WORK INSTRUCTIONS |
Count the lines that hold the string "icon". Reply with the number alone.

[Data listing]
'''
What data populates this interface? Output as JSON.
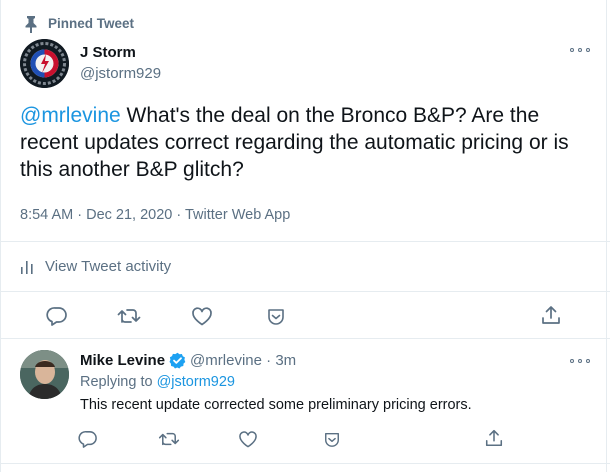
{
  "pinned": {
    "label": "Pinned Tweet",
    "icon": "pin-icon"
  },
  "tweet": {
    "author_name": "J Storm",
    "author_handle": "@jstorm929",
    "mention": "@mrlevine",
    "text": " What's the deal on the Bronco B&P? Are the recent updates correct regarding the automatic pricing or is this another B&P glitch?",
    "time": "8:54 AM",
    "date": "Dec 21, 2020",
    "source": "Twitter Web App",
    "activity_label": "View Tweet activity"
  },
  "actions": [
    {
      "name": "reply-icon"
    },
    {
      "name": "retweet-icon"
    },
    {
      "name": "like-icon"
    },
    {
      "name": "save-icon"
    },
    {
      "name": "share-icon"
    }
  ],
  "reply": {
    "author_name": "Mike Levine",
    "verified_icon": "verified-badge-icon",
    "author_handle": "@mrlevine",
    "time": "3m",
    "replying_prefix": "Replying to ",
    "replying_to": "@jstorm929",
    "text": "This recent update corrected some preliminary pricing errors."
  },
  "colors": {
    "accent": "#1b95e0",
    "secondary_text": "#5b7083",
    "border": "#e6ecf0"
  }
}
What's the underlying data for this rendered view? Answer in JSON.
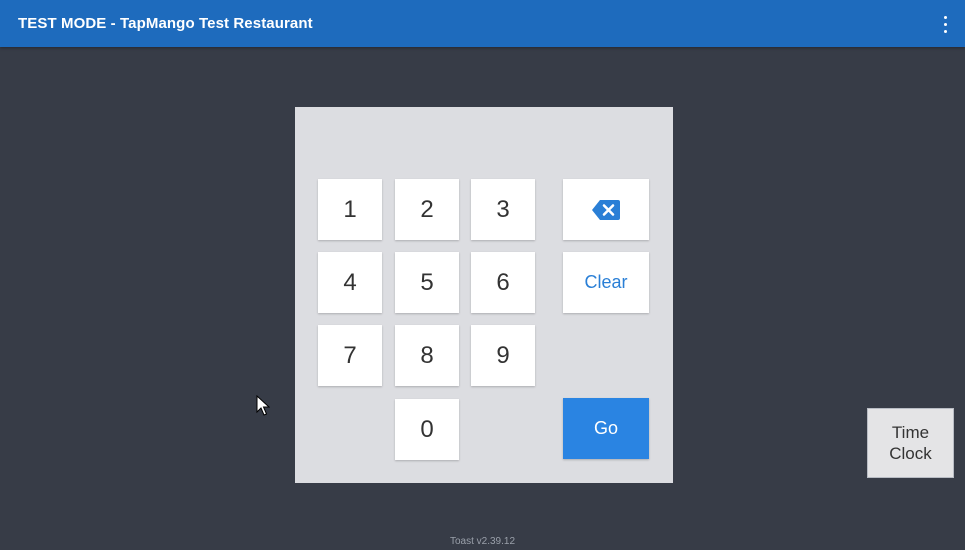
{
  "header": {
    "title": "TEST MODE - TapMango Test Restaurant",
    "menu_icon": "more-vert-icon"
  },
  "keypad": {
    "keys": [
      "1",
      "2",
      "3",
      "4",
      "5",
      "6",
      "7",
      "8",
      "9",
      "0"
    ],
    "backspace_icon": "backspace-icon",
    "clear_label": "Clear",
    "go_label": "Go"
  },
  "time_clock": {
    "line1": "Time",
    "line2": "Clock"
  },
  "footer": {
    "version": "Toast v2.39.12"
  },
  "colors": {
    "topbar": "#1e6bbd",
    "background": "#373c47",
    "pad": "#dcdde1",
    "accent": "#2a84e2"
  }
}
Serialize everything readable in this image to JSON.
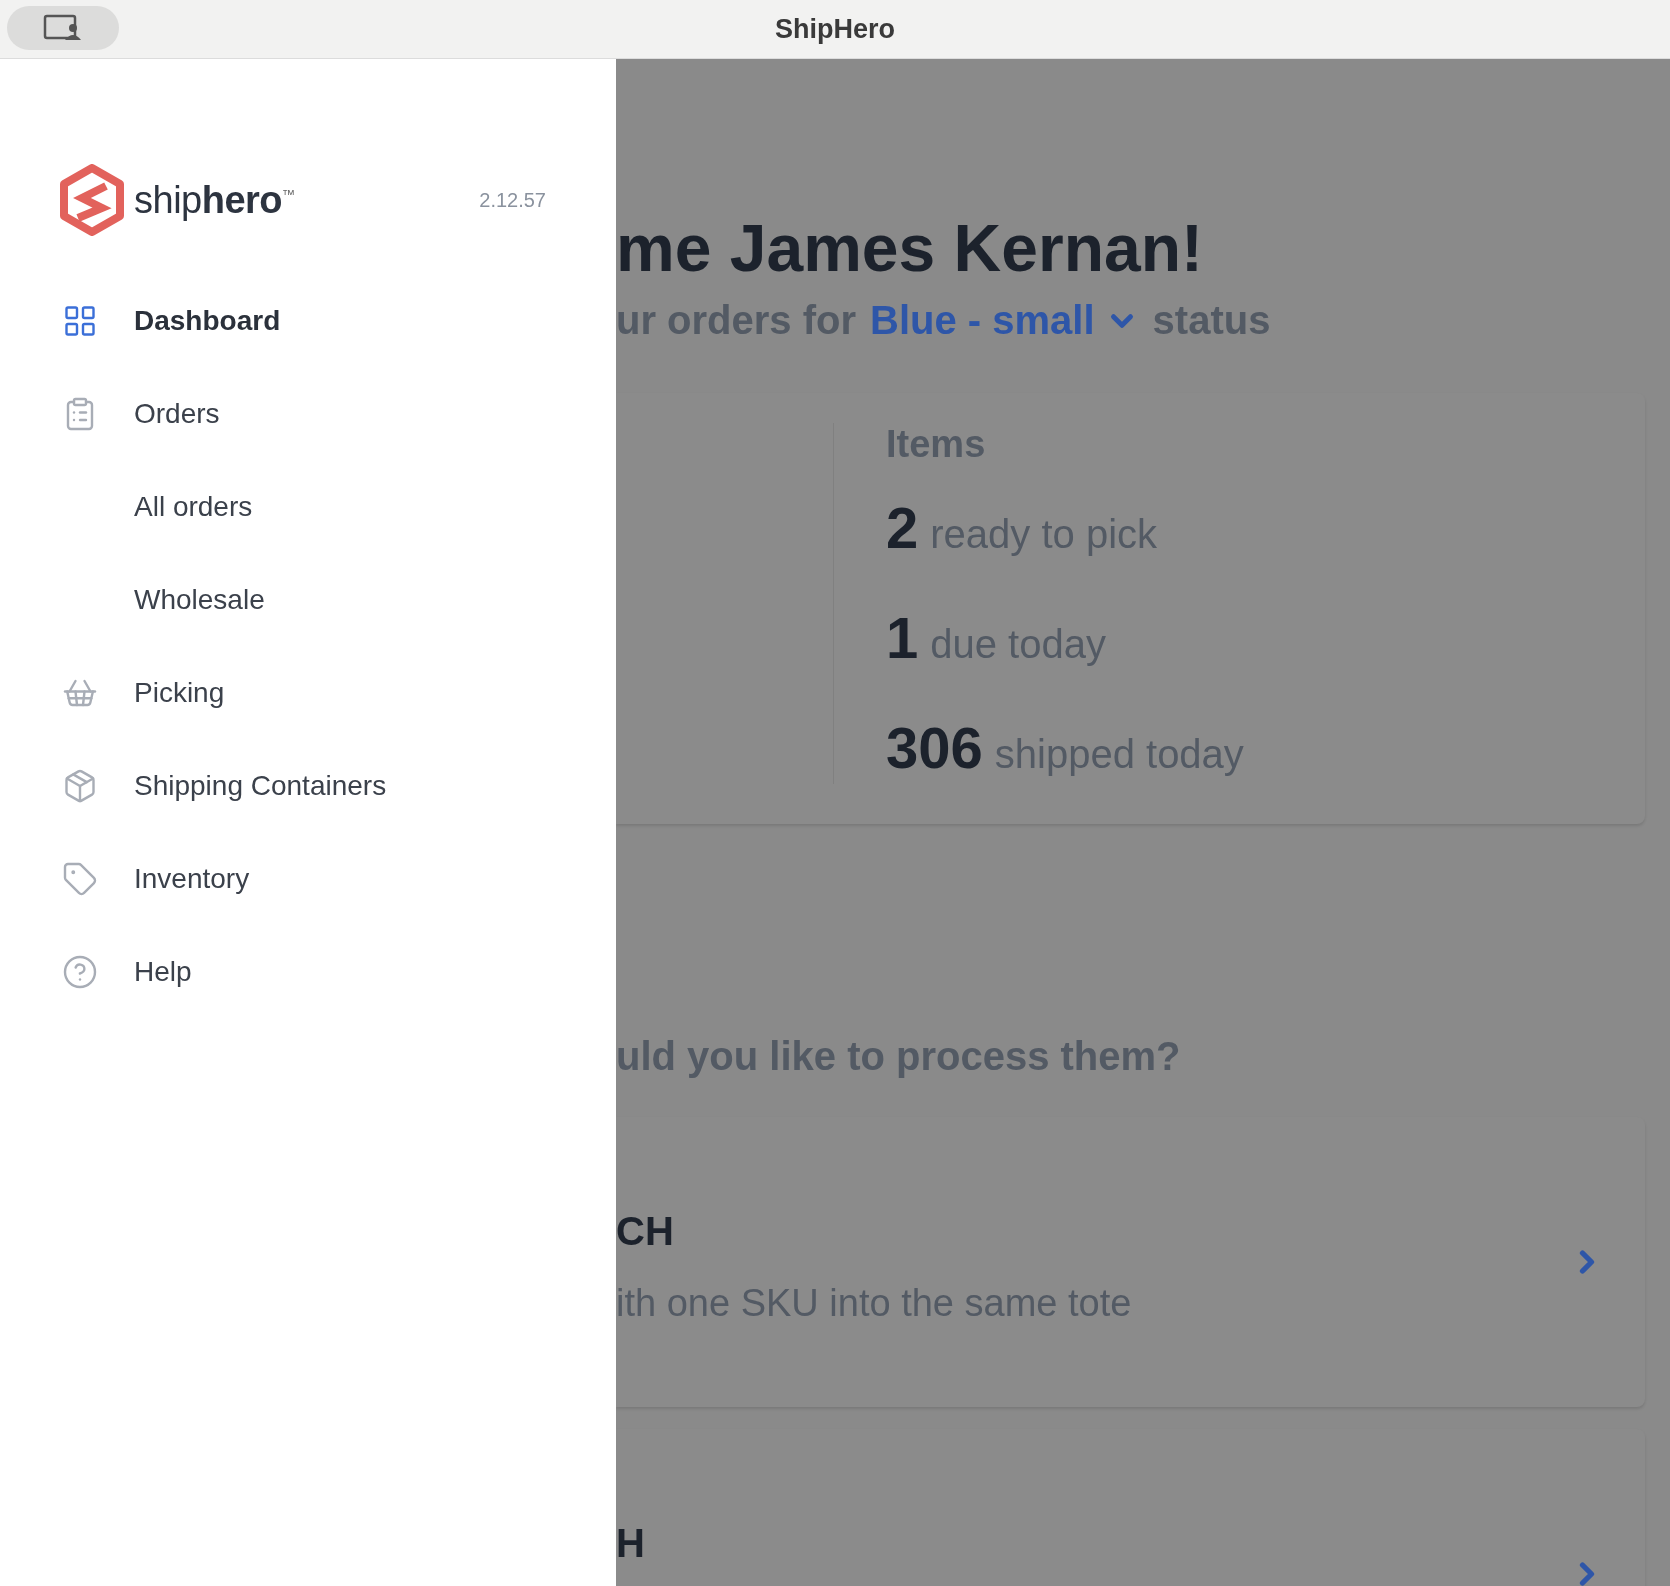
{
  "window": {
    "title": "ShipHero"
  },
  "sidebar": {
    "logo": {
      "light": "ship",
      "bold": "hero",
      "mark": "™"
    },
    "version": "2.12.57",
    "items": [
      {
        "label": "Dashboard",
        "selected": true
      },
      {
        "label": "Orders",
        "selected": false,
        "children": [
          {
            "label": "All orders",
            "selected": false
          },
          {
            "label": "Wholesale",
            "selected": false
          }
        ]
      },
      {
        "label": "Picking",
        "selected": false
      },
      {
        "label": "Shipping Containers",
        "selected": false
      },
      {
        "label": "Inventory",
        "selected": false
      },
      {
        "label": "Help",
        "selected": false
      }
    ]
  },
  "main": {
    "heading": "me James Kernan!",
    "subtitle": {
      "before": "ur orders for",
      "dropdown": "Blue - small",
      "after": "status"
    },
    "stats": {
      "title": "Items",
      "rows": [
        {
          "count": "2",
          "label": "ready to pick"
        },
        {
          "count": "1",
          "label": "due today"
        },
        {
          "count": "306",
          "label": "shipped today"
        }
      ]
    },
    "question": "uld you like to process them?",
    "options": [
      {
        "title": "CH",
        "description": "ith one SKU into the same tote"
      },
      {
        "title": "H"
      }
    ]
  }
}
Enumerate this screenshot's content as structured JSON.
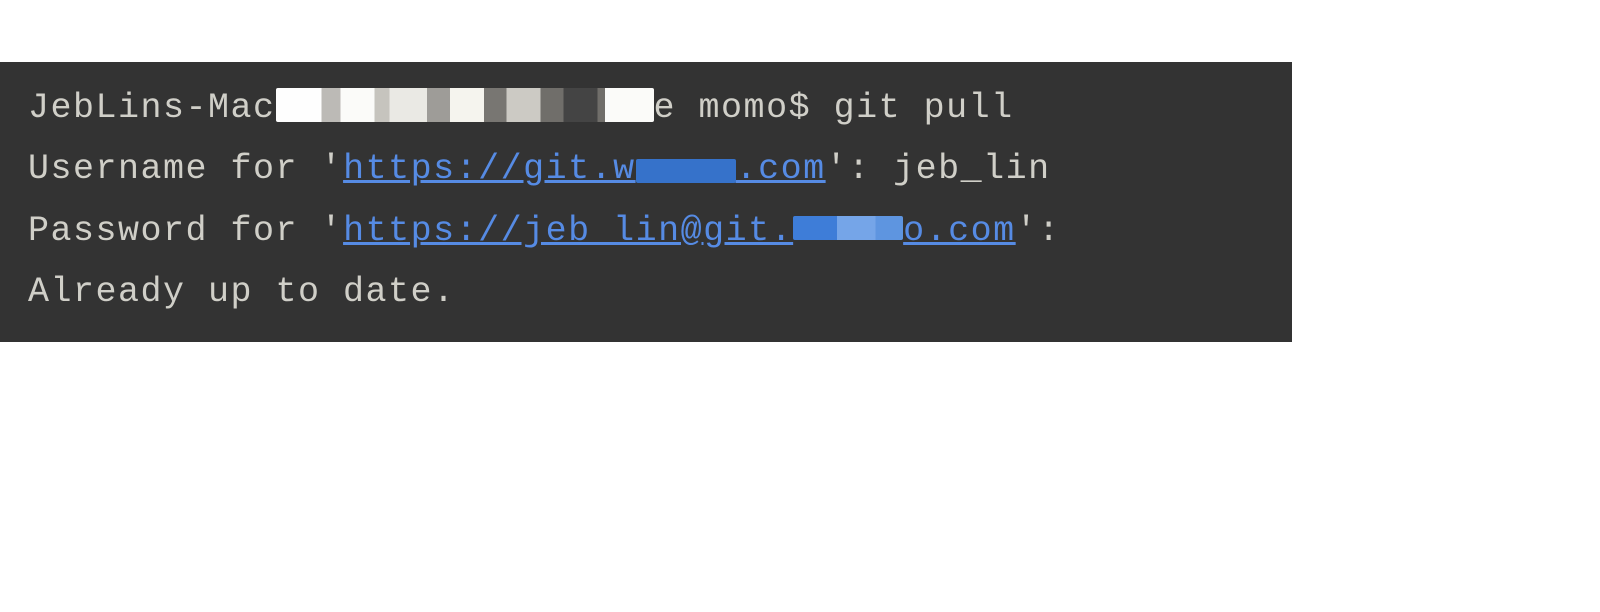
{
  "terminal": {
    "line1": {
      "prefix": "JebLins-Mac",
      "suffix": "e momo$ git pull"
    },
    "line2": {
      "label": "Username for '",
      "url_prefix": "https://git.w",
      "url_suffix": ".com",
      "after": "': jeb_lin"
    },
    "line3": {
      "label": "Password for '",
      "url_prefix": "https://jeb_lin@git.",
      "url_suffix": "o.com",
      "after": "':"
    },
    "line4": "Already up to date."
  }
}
'''
SOLUTION FOR THIS PROBLEM |
9